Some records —

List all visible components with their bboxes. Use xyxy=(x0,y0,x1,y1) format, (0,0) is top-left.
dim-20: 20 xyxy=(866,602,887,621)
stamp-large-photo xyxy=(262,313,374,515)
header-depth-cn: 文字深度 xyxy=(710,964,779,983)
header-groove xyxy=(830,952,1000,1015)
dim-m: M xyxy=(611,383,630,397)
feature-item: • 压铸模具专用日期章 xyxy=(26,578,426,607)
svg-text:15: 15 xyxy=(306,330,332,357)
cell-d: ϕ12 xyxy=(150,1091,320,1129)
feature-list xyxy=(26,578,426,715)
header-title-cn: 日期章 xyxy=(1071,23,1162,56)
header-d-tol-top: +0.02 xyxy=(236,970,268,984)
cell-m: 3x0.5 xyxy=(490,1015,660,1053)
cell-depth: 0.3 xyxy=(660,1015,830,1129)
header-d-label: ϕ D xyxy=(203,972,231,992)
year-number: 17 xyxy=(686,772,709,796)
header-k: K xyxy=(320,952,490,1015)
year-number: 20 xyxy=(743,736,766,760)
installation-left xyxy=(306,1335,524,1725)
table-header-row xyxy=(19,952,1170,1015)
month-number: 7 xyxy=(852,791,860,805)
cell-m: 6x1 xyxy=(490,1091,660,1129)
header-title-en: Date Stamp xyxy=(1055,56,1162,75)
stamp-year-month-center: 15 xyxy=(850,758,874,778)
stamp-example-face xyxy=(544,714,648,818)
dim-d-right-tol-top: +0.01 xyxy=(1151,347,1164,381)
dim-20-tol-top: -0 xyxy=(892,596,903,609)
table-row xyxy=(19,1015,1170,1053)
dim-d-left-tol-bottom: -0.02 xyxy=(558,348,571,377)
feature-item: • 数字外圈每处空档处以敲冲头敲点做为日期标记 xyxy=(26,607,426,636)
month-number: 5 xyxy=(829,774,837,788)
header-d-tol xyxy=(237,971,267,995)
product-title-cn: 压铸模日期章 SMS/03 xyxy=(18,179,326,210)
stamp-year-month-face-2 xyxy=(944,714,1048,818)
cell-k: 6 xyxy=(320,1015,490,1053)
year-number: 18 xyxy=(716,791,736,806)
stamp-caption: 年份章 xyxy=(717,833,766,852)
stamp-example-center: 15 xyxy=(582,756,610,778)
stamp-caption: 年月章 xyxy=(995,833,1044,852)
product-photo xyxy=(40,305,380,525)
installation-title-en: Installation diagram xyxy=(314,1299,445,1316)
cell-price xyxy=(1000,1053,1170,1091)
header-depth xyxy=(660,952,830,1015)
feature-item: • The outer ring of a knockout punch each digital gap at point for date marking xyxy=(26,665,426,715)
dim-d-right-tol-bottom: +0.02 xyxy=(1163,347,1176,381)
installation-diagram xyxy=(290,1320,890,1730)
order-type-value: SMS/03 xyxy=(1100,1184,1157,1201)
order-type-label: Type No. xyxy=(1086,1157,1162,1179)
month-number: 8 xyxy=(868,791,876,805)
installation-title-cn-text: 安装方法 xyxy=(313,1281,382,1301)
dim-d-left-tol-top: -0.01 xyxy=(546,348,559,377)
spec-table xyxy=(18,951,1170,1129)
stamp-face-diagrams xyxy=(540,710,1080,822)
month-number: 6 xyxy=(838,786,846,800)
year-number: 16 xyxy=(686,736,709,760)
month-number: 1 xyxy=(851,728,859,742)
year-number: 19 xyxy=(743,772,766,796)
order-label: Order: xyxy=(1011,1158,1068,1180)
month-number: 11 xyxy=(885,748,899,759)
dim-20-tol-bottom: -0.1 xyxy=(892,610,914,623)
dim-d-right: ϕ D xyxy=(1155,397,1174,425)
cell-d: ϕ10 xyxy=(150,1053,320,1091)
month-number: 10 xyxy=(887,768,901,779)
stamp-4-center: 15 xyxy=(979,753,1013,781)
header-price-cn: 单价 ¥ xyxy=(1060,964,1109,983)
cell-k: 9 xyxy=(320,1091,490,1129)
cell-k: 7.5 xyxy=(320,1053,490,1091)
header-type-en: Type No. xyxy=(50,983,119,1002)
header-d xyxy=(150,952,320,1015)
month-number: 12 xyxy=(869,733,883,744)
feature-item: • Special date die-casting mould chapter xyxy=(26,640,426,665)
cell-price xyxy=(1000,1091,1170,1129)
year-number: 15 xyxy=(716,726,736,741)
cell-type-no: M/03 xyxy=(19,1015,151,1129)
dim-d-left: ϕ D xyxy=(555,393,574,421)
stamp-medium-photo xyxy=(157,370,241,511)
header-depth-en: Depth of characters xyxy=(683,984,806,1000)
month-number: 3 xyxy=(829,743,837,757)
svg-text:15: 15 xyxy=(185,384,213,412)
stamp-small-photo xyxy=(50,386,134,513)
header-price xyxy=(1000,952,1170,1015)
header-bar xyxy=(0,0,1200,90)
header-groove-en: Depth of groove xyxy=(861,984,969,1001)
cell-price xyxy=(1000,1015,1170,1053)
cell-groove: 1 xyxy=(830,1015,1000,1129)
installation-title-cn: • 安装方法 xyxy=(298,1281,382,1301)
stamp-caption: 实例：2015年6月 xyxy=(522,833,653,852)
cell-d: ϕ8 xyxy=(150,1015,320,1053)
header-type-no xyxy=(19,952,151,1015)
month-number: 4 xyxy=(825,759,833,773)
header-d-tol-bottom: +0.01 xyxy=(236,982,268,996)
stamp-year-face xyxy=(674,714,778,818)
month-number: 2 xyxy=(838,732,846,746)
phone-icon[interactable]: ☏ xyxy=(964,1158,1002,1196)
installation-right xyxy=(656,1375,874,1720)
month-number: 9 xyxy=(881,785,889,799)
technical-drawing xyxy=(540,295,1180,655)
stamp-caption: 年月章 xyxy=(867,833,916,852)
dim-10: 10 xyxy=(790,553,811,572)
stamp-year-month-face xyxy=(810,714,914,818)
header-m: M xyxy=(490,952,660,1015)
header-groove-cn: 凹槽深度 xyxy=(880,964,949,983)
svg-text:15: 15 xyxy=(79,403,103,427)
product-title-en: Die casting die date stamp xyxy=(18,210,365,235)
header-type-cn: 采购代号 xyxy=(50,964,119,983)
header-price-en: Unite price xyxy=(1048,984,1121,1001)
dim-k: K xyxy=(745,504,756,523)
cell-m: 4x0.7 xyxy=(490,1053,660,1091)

PROBLEM — List each line of the material above that contains the string "bottom", treating uppercase and lowercase as different.

RESULT —
dim-d-left-tol-bottom: -0.02 xyxy=(558,348,571,377)
dim-d-right-tol-bottom: +0.02 xyxy=(1163,347,1176,381)
dim-20-tol-bottom: -0.1 xyxy=(892,610,914,623)
header-d-tol-bottom: +0.01 xyxy=(236,982,268,996)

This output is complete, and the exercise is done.